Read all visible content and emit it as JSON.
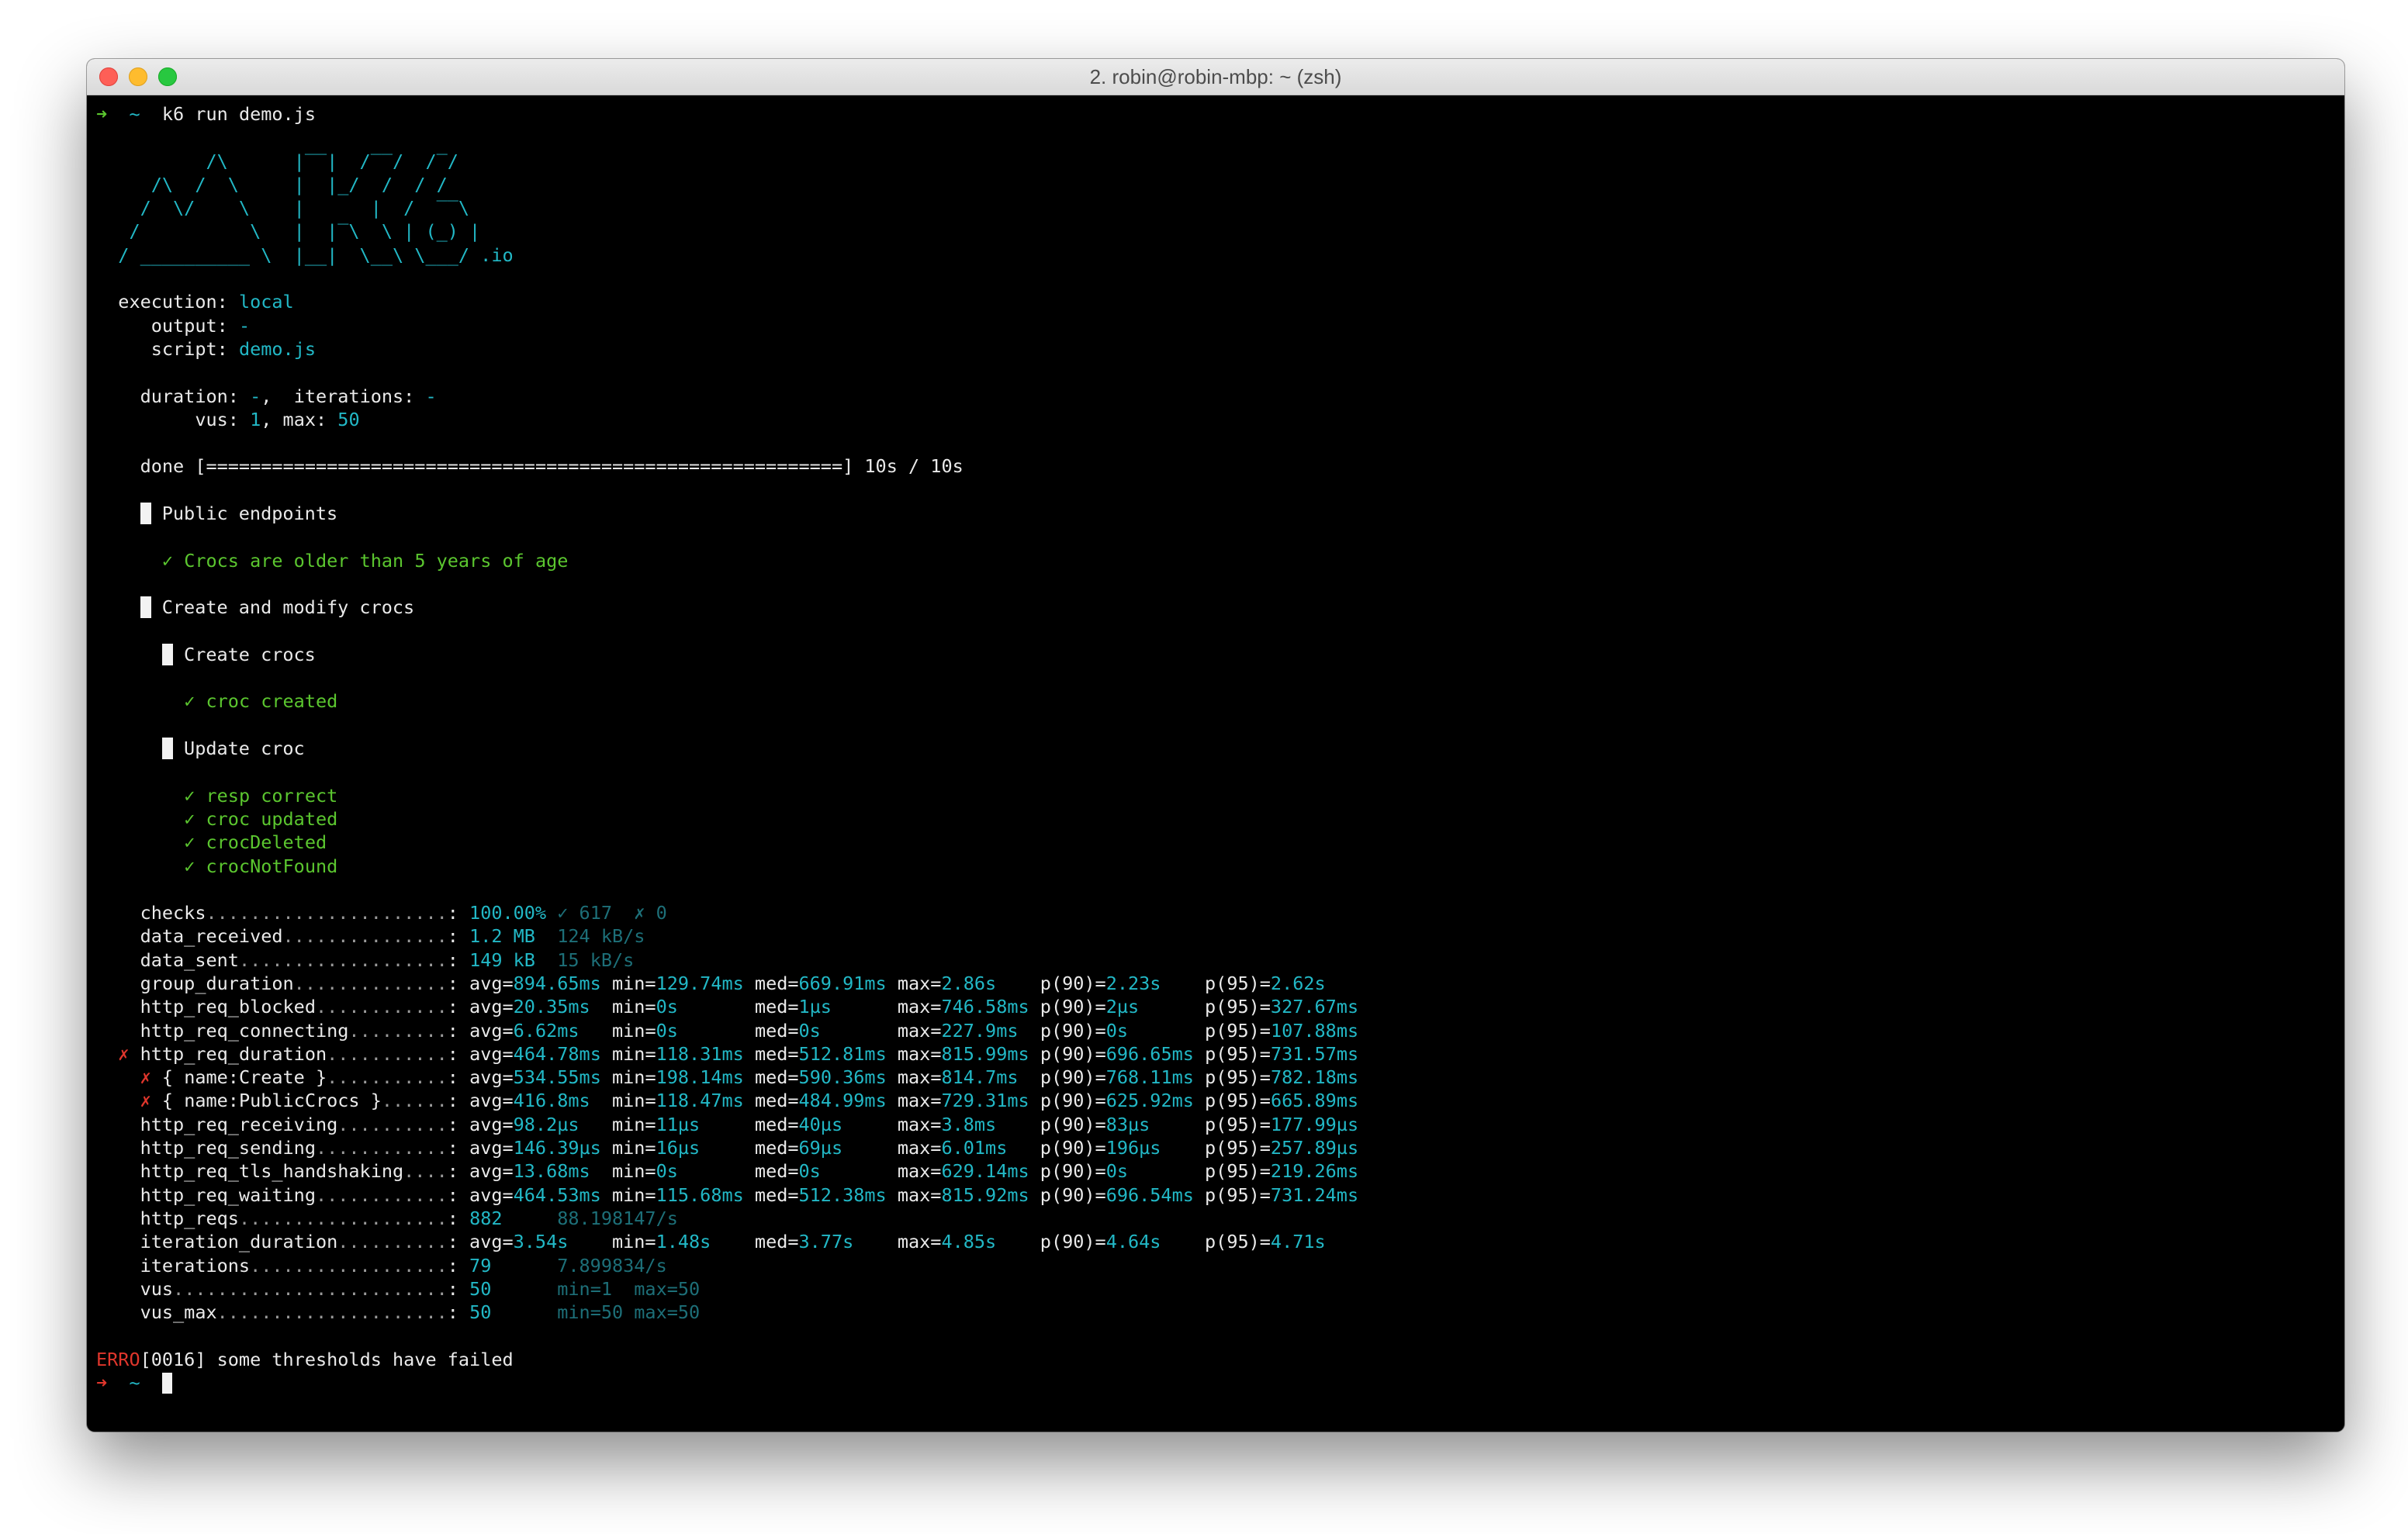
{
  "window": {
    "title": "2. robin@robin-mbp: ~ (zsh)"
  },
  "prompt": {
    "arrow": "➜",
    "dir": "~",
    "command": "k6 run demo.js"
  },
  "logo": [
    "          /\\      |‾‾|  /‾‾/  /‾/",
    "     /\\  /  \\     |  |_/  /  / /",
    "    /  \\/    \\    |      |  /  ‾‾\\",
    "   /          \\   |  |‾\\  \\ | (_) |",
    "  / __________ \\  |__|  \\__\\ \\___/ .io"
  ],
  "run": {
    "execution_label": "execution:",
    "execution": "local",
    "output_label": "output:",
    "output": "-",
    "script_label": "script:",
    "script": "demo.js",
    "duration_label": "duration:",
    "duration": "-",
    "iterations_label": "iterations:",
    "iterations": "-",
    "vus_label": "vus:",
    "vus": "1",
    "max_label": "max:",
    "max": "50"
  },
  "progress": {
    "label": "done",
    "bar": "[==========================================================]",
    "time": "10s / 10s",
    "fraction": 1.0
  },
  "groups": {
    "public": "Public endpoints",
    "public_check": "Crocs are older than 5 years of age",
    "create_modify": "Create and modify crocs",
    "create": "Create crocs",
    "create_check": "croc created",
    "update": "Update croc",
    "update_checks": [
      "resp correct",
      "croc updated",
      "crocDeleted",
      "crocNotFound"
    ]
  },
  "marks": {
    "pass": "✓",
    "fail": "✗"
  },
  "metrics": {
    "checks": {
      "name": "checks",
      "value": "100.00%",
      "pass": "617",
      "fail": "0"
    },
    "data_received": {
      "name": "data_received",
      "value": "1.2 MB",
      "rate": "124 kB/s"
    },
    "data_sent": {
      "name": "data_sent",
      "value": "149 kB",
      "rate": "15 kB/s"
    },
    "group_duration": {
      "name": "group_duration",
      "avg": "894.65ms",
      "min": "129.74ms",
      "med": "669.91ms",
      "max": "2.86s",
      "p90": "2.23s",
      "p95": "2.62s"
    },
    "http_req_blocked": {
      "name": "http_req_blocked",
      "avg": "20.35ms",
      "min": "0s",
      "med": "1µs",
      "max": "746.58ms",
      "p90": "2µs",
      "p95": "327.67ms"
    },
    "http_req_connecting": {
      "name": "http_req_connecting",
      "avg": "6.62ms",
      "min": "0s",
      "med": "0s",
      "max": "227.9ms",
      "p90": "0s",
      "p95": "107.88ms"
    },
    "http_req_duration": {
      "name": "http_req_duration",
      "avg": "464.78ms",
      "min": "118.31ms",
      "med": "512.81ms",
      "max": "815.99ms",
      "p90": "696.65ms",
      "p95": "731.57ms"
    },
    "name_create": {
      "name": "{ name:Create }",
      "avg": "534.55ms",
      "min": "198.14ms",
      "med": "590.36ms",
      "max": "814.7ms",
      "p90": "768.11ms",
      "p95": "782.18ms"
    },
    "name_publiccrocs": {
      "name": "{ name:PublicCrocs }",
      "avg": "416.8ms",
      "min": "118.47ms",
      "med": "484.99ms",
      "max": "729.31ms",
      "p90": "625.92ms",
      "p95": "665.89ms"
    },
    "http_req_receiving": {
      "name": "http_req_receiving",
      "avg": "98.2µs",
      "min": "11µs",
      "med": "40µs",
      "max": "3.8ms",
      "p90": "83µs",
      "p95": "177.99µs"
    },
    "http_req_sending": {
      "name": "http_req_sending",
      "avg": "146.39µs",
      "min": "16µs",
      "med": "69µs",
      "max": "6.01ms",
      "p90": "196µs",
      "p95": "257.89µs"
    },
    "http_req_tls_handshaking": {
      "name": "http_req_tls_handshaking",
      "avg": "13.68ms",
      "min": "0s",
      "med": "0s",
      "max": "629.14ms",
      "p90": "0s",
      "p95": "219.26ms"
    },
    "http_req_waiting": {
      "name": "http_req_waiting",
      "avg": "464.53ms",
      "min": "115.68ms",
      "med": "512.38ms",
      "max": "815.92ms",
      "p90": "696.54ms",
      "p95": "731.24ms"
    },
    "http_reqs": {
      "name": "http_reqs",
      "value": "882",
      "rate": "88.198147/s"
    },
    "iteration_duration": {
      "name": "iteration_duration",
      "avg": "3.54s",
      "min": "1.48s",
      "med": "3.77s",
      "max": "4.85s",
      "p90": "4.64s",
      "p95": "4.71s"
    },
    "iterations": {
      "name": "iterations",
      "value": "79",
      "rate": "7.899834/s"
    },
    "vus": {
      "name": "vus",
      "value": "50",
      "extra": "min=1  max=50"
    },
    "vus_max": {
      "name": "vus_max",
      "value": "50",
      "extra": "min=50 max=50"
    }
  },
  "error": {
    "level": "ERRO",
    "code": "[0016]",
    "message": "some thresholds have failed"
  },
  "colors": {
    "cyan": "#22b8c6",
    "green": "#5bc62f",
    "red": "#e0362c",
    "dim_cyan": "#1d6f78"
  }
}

★ ★ ★ ★

* _The task_: Your task is to collect every line above that contains the word "demo".

* _Response to the task_:
    "command": "k6 run demo.js"
    "script": "demo.js",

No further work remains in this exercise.